To do: Report every line of the records that contains the string "电磁开关等调试元件的", matching case exactly.

Data provided:
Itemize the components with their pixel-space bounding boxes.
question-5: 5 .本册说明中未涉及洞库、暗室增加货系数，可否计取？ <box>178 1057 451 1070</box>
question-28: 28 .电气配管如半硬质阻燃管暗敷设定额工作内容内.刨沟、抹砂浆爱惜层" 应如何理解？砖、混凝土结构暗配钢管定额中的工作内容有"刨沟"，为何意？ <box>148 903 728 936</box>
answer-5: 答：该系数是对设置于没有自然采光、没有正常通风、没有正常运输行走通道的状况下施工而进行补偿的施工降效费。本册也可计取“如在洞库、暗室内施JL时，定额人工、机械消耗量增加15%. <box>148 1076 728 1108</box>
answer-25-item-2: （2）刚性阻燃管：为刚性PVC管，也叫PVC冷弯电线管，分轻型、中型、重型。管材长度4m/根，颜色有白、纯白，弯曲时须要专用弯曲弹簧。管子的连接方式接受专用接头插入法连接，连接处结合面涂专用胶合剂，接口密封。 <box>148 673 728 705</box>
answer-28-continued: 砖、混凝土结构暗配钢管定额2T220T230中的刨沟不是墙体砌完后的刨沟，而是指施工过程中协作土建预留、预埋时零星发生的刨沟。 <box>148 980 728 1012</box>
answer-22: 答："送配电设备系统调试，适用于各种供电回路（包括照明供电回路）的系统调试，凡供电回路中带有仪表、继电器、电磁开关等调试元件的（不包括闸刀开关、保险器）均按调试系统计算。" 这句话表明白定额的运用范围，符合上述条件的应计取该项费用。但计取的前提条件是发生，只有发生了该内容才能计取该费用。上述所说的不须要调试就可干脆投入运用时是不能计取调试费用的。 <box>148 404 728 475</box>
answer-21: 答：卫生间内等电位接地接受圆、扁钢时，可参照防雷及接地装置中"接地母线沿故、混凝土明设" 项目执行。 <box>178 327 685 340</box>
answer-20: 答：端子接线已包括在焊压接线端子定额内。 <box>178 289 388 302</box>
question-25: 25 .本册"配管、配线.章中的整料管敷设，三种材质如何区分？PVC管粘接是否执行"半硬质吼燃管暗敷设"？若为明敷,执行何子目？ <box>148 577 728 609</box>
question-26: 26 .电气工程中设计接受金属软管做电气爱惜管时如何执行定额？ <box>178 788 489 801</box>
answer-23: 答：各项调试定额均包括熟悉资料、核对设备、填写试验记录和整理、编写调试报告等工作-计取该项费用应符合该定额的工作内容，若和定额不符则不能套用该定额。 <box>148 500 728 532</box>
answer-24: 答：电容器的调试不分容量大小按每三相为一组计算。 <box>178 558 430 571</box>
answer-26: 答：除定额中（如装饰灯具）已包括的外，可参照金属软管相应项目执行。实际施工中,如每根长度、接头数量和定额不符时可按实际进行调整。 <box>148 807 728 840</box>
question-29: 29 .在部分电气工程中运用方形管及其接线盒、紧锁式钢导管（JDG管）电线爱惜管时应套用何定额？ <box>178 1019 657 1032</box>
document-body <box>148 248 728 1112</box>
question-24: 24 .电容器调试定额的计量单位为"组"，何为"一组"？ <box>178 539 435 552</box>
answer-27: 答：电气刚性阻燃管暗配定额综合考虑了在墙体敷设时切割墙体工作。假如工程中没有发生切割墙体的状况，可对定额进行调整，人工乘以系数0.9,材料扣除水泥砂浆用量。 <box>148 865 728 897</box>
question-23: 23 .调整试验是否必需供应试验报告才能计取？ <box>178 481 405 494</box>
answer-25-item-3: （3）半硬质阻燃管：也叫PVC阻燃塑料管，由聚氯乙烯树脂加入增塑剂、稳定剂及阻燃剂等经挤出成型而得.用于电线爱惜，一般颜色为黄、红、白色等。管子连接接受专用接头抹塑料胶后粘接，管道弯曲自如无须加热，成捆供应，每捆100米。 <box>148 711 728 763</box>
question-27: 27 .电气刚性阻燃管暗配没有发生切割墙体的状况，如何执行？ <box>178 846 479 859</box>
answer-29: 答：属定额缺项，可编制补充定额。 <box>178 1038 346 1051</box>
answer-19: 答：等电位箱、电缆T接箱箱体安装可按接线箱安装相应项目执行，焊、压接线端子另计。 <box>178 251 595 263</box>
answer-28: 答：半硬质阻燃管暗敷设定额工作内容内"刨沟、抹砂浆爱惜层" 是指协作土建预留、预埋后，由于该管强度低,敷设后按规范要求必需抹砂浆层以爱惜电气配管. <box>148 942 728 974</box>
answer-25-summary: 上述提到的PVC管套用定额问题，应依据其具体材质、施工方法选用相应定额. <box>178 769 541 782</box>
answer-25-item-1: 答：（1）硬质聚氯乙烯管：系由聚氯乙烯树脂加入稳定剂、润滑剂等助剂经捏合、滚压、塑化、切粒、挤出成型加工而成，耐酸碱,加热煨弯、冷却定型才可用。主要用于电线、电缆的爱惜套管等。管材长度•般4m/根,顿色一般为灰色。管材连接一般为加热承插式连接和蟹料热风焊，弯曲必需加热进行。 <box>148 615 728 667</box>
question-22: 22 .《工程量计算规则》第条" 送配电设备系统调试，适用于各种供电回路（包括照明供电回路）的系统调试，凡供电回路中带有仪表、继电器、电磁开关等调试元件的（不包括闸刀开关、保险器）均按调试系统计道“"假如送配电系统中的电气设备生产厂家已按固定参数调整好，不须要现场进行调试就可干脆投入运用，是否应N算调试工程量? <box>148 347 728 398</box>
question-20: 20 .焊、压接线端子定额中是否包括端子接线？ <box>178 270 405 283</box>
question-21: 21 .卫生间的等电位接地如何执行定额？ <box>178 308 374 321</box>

The answer:
answer-22: 答："送配电设备系统调试，适用于各种供电回路（包括照明供电回路）的系统调试，凡供电回路中带有仪表、继电器、电磁开关等调试元件的（不包括闸刀开关、保险器）均按调试系统计算。" 这句话表明白定额的运用范围，符合上述条件的应计取该项费用。但计取的前提条件是发生，只有发生了该内容才能计取该费用。上述所说的不须要调试就可干脆投入运用时是不能计取调试费用的。 <box>148 404 728 475</box>
question-22: 22 .《工程量计算规则》第条" 送配电设备系统调试，适用于各种供电回路（包括照明供电回路）的系统调试，凡供电回路中带有仪表、继电器、电磁开关等调试元件的（不包括闸刀开关、保险器）均按调试系统计道“"假如送配电系统中的电气设备生产厂家已按固定参数调整好，不须要现场进行调试就可干脆投入运用，是否应N算调试工程量? <box>148 347 728 398</box>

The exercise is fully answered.